[YOUR TASK] Read the records and write them out again exactly.

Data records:
+ + + + + + +
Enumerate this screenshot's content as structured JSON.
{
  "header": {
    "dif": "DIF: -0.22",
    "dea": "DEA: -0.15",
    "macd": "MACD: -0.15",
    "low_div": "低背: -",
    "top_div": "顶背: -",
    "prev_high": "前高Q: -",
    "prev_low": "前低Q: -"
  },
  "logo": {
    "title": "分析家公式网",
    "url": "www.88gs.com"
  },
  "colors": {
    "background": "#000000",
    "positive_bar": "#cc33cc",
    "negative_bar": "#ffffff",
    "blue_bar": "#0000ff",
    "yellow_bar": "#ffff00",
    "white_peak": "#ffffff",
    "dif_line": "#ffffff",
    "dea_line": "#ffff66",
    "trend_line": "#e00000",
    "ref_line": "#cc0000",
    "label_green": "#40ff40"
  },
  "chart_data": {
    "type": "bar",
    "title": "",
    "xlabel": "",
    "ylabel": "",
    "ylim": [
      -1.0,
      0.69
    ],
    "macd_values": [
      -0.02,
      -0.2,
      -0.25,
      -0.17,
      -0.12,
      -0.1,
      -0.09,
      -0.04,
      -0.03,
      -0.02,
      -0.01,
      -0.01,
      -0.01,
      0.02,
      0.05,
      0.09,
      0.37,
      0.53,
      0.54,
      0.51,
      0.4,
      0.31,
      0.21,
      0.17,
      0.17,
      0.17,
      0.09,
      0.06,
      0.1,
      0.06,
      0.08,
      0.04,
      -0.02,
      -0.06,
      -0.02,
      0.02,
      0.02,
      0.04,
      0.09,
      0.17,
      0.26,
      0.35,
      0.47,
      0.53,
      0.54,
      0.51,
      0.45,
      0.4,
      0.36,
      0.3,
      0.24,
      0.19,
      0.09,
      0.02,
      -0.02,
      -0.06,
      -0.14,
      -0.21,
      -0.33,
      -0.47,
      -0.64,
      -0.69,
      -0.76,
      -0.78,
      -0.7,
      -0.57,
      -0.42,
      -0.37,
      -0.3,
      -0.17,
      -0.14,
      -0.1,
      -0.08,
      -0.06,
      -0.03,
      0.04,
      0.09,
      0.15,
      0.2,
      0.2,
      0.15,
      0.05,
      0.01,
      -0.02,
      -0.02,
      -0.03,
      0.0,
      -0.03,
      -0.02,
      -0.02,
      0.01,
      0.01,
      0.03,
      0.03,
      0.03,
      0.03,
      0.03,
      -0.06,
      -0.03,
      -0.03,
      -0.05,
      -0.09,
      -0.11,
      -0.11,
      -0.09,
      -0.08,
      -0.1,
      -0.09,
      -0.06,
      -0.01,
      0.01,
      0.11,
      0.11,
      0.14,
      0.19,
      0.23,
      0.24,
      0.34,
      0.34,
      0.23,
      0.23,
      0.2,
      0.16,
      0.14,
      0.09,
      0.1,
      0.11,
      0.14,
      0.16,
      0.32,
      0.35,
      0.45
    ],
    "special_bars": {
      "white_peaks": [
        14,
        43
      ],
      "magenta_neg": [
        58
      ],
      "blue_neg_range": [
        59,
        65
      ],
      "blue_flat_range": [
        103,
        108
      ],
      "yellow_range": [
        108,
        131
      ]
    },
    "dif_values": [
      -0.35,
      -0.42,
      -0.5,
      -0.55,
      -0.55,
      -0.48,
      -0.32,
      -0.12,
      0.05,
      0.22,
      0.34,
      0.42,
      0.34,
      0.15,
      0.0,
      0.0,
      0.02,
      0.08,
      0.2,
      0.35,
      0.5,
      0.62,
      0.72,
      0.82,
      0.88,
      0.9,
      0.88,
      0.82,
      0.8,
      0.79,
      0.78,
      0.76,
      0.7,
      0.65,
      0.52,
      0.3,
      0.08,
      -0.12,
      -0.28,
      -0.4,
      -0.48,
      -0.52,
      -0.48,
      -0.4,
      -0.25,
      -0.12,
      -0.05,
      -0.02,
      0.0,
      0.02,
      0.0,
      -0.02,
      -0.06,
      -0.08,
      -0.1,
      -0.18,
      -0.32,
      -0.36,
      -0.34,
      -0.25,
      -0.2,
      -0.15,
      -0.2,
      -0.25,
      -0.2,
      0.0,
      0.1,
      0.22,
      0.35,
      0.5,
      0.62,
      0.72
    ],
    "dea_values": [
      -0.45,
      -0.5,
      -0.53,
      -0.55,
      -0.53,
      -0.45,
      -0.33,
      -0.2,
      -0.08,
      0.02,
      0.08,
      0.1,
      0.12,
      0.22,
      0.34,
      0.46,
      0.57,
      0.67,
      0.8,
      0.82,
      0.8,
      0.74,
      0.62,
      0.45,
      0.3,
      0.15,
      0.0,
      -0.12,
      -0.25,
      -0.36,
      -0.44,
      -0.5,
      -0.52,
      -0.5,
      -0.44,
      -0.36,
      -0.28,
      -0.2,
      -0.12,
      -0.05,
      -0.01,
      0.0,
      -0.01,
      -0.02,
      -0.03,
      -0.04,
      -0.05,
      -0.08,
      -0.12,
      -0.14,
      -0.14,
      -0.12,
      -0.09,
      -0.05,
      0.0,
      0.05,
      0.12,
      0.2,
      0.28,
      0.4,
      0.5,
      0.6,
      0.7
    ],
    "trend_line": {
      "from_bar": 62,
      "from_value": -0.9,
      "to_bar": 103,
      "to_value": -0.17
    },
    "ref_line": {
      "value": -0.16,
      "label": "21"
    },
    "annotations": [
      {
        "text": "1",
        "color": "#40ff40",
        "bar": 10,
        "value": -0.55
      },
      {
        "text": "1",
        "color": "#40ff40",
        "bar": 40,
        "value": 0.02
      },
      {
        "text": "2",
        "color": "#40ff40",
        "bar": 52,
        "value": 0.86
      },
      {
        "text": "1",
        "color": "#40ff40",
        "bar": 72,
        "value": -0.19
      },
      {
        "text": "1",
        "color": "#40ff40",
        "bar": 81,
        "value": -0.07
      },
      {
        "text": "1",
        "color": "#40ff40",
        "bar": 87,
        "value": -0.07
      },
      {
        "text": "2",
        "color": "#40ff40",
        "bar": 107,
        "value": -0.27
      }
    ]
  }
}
+ + + + + + +
[THE RESULT]
Enumerate this screenshot's content as structured JSON.
{
  "header": {
    "dif": "DIF: -0.22",
    "dea": "DEA: -0.15",
    "macd": "MACD: -0.15",
    "low_div": "低背: -",
    "top_div": "顶背: -",
    "prev_high": "前高Q: -",
    "prev_low": "前低Q: -"
  },
  "logo": {
    "title": "分析家公式网",
    "url": "www.88gs.com"
  },
  "colors": {
    "background": "#000000",
    "positive_bar": "#cc33cc",
    "negative_bar": "#ffffff",
    "blue_bar": "#0000ff",
    "yellow_bar": "#ffff00",
    "white_peak": "#ffffff",
    "dif_line": "#ffffff",
    "dea_line": "#ffff66",
    "trend_line": "#e00000",
    "ref_line": "#cc0000",
    "label_green": "#40ff40"
  },
  "chart_data": {
    "type": "bar",
    "title": "",
    "xlabel": "",
    "ylabel": "",
    "ylim": [
      -1.0,
      0.69
    ],
    "macd_values": [
      -0.02,
      -0.2,
      -0.25,
      -0.17,
      -0.12,
      -0.1,
      -0.09,
      -0.04,
      -0.03,
      -0.02,
      -0.01,
      -0.01,
      -0.01,
      0.02,
      0.05,
      0.09,
      0.37,
      0.53,
      0.54,
      0.51,
      0.4,
      0.31,
      0.21,
      0.17,
      0.17,
      0.17,
      0.09,
      0.06,
      0.1,
      0.06,
      0.08,
      0.04,
      -0.02,
      -0.06,
      -0.02,
      0.02,
      0.02,
      0.04,
      0.09,
      0.17,
      0.26,
      0.35,
      0.47,
      0.53,
      0.54,
      0.51,
      0.45,
      0.4,
      0.36,
      0.3,
      0.24,
      0.19,
      0.09,
      0.02,
      -0.02,
      -0.06,
      -0.14,
      -0.21,
      -0.33,
      -0.47,
      -0.64,
      -0.69,
      -0.76,
      -0.78,
      -0.7,
      -0.57,
      -0.42,
      -0.37,
      -0.3,
      -0.17,
      -0.14,
      -0.1,
      -0.08,
      -0.06,
      -0.03,
      0.04,
      0.09,
      0.15,
      0.2,
      0.2,
      0.15,
      0.05,
      0.01,
      -0.02,
      -0.02,
      -0.03,
      0.0,
      -0.03,
      -0.02,
      -0.02,
      0.01,
      0.01,
      0.03,
      0.03,
      0.03,
      0.03,
      0.03,
      -0.06,
      -0.03,
      -0.03,
      -0.05,
      -0.09,
      -0.11,
      -0.11,
      -0.09,
      -0.08,
      -0.1,
      -0.09,
      -0.06,
      -0.01,
      0.01,
      0.11,
      0.11,
      0.14,
      0.19,
      0.23,
      0.24,
      0.34,
      0.34,
      0.23,
      0.23,
      0.2,
      0.16,
      0.14,
      0.09,
      0.1,
      0.11,
      0.14,
      0.16,
      0.32,
      0.35,
      0.45
    ],
    "special_bars": {
      "white_peaks": [
        14,
        43
      ],
      "magenta_neg": [
        58
      ],
      "blue_neg_range": [
        59,
        65
      ],
      "blue_flat_range": [
        103,
        108
      ],
      "yellow_range": [
        108,
        131
      ]
    },
    "dif_values": [
      -0.35,
      -0.42,
      -0.5,
      -0.55,
      -0.55,
      -0.48,
      -0.32,
      -0.12,
      0.05,
      0.22,
      0.34,
      0.42,
      0.34,
      0.15,
      0.0,
      0.0,
      0.02,
      0.08,
      0.2,
      0.35,
      0.5,
      0.62,
      0.72,
      0.82,
      0.88,
      0.9,
      0.88,
      0.82,
      0.8,
      0.79,
      0.78,
      0.76,
      0.7,
      0.65,
      0.52,
      0.3,
      0.08,
      -0.12,
      -0.28,
      -0.4,
      -0.48,
      -0.52,
      -0.48,
      -0.4,
      -0.25,
      -0.12,
      -0.05,
      -0.02,
      0.0,
      0.02,
      0.0,
      -0.02,
      -0.06,
      -0.08,
      -0.1,
      -0.18,
      -0.32,
      -0.36,
      -0.34,
      -0.25,
      -0.2,
      -0.15,
      -0.2,
      -0.25,
      -0.2,
      0.0,
      0.1,
      0.22,
      0.35,
      0.5,
      0.62,
      0.72
    ],
    "dea_values": [
      -0.45,
      -0.5,
      -0.53,
      -0.55,
      -0.53,
      -0.45,
      -0.33,
      -0.2,
      -0.08,
      0.02,
      0.08,
      0.1,
      0.12,
      0.22,
      0.34,
      0.46,
      0.57,
      0.67,
      0.8,
      0.82,
      0.8,
      0.74,
      0.62,
      0.45,
      0.3,
      0.15,
      0.0,
      -0.12,
      -0.25,
      -0.36,
      -0.44,
      -0.5,
      -0.52,
      -0.5,
      -0.44,
      -0.36,
      -0.28,
      -0.2,
      -0.12,
      -0.05,
      -0.01,
      0.0,
      -0.01,
      -0.02,
      -0.03,
      -0.04,
      -0.05,
      -0.08,
      -0.12,
      -0.14,
      -0.14,
      -0.12,
      -0.09,
      -0.05,
      0.0,
      0.05,
      0.12,
      0.2,
      0.28,
      0.4,
      0.5,
      0.6,
      0.7
    ],
    "trend_line": {
      "from_bar": 62,
      "from_value": -0.9,
      "to_bar": 103,
      "to_value": -0.17
    },
    "ref_line": {
      "value": -0.16,
      "label": "21"
    },
    "annotations": [
      {
        "text": "1",
        "color": "#40ff40",
        "bar": 10,
        "value": -0.55
      },
      {
        "text": "1",
        "color": "#40ff40",
        "bar": 40,
        "value": 0.02
      },
      {
        "text": "2",
        "color": "#40ff40",
        "bar": 52,
        "value": 0.86
      },
      {
        "text": "1",
        "color": "#40ff40",
        "bar": 72,
        "value": -0.19
      },
      {
        "text": "1",
        "color": "#40ff40",
        "bar": 81,
        "value": -0.07
      },
      {
        "text": "1",
        "color": "#40ff40",
        "bar": 87,
        "value": -0.07
      },
      {
        "text": "2",
        "color": "#40ff40",
        "bar": 107,
        "value": -0.27
      }
    ]
  }
}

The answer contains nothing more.